### Extracted material ###

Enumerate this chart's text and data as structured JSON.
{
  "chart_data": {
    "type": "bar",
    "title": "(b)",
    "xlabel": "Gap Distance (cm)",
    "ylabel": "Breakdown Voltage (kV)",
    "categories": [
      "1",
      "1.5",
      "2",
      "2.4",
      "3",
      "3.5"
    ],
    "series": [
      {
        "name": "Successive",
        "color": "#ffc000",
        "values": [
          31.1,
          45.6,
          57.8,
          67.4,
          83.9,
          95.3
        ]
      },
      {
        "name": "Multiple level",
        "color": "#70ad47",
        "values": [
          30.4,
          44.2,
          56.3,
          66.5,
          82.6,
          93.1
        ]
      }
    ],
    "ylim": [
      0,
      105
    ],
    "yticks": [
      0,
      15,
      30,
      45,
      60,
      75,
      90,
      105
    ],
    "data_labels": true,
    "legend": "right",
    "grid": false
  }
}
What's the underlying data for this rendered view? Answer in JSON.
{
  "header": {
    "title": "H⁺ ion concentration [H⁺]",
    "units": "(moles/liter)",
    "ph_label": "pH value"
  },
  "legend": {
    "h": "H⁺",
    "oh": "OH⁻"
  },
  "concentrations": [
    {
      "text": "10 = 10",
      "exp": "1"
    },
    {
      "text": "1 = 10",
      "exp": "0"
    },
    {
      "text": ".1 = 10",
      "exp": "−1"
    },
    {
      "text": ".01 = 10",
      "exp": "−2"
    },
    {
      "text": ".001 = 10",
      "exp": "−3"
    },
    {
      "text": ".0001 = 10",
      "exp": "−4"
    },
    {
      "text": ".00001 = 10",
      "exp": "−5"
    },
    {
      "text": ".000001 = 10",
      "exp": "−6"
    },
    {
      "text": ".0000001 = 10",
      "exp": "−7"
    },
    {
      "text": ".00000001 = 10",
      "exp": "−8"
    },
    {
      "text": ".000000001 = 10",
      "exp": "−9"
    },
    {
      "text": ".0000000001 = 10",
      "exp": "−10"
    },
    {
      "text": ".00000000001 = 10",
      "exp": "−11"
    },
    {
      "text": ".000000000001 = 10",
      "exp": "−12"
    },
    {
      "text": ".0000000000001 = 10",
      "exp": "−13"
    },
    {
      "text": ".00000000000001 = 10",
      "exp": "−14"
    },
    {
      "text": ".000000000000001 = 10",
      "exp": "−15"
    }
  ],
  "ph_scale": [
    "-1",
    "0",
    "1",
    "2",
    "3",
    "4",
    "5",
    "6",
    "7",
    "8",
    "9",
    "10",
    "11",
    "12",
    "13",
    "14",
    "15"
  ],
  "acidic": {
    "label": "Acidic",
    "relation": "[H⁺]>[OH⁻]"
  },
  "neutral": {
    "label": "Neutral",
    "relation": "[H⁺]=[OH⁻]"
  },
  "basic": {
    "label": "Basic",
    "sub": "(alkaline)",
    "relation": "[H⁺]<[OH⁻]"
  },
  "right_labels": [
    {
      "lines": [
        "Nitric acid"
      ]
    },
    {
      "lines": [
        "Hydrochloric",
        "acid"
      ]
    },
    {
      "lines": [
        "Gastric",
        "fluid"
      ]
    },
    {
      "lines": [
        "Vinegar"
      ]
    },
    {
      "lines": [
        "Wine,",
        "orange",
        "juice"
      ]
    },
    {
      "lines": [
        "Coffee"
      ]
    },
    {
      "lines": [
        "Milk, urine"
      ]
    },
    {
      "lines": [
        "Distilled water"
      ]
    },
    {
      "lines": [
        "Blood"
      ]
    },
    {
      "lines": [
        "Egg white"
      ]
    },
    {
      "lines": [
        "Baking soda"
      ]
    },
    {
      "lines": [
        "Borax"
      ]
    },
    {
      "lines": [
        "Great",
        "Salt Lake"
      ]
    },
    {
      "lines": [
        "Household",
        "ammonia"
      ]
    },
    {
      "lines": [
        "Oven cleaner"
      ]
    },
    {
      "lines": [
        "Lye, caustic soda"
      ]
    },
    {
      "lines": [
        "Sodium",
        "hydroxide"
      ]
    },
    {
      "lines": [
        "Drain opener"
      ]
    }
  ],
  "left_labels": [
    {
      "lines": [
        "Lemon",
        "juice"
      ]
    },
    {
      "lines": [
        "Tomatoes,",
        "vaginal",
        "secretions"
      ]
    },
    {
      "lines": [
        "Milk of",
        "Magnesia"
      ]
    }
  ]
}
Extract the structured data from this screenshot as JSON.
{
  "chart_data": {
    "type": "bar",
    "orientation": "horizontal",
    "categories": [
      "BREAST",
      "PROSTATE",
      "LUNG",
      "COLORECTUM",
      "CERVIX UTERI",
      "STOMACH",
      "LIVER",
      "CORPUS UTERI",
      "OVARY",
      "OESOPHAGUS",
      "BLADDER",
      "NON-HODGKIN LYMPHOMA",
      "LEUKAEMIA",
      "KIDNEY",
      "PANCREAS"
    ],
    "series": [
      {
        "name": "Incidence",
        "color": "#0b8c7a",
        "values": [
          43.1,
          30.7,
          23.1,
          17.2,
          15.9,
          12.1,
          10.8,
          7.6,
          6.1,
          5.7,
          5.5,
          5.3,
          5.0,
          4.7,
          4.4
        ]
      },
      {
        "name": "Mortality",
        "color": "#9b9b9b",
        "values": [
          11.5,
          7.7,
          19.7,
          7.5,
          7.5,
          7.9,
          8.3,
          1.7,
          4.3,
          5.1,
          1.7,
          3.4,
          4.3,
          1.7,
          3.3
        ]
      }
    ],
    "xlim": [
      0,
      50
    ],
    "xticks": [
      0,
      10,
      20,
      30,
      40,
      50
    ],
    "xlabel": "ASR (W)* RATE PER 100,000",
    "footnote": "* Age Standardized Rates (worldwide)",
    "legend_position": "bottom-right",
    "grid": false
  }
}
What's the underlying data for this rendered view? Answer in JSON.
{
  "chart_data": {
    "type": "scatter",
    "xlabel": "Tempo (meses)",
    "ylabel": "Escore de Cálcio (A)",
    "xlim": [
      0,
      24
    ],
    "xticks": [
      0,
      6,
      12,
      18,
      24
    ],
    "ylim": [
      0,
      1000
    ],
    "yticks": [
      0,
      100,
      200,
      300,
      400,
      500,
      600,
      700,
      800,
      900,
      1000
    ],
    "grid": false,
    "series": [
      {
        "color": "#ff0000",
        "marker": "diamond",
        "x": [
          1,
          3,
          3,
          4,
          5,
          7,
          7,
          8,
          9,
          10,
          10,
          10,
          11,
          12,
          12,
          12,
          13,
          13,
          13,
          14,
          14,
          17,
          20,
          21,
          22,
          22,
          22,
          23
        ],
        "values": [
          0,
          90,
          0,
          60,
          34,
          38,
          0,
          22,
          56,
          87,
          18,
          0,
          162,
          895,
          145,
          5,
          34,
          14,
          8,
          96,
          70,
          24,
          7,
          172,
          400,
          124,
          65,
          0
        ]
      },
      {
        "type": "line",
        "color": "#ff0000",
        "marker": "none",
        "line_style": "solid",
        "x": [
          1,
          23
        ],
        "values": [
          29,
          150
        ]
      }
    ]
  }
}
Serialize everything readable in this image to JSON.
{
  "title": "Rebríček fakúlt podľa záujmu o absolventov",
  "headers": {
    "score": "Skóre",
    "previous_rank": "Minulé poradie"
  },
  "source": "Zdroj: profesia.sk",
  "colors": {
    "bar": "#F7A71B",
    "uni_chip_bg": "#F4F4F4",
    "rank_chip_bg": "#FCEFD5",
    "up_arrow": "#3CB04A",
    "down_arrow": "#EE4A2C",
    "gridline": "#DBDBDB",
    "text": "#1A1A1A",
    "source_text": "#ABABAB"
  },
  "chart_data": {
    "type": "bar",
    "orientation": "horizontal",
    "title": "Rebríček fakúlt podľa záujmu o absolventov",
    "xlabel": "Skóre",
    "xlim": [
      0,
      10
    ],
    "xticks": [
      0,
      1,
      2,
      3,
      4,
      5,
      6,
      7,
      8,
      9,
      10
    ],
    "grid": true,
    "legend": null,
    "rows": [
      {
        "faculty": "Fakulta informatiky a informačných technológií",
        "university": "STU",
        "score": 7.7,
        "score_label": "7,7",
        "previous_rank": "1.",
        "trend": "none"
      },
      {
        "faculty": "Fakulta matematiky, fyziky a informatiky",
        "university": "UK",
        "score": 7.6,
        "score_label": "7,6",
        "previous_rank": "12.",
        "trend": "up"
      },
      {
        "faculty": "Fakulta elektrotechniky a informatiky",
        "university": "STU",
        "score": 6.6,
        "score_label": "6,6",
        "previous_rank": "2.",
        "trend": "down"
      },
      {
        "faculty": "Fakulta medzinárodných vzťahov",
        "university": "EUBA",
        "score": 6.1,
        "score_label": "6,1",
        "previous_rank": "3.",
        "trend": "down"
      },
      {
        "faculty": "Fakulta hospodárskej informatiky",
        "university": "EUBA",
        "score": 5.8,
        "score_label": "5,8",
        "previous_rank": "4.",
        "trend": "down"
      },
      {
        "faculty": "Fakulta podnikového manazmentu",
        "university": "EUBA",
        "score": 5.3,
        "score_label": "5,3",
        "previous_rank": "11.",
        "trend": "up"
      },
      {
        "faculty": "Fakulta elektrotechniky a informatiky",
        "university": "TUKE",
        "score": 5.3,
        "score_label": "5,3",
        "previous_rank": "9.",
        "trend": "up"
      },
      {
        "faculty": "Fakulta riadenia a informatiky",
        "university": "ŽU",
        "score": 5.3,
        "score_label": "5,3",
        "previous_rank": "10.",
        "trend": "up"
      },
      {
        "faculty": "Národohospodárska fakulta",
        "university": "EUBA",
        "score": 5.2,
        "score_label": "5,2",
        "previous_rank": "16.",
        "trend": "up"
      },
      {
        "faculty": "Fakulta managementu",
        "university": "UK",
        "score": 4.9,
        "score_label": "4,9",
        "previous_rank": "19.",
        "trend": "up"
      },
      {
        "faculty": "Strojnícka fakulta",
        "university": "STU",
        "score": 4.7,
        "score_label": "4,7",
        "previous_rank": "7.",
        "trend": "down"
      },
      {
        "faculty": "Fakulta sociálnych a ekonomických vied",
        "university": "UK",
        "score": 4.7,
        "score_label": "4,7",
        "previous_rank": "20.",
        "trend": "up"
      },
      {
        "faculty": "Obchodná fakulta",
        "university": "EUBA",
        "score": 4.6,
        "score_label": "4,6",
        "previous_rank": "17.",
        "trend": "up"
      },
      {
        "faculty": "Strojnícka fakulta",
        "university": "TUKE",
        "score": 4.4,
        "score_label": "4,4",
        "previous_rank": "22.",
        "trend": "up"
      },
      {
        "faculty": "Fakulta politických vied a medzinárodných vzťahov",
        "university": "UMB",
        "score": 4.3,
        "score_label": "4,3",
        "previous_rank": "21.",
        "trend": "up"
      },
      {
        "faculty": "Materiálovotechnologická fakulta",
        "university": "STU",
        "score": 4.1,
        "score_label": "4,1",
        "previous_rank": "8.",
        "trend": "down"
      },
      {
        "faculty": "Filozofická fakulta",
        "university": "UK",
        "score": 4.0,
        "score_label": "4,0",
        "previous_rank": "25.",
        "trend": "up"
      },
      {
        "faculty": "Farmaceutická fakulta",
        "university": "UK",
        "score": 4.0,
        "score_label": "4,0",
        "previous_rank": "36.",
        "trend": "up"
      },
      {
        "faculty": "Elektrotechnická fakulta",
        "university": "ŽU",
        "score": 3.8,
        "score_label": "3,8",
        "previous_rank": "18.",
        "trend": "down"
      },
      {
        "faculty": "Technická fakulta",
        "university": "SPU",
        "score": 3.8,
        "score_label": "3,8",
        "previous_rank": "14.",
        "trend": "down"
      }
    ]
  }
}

###

From the entries, report each line that includes the word "vied".

Solution for this task:
        "faculty": "Fakulta sociálnych a ekonomických vied",
        "faculty": "Fakulta politických vied a medzinárodných vzťahov",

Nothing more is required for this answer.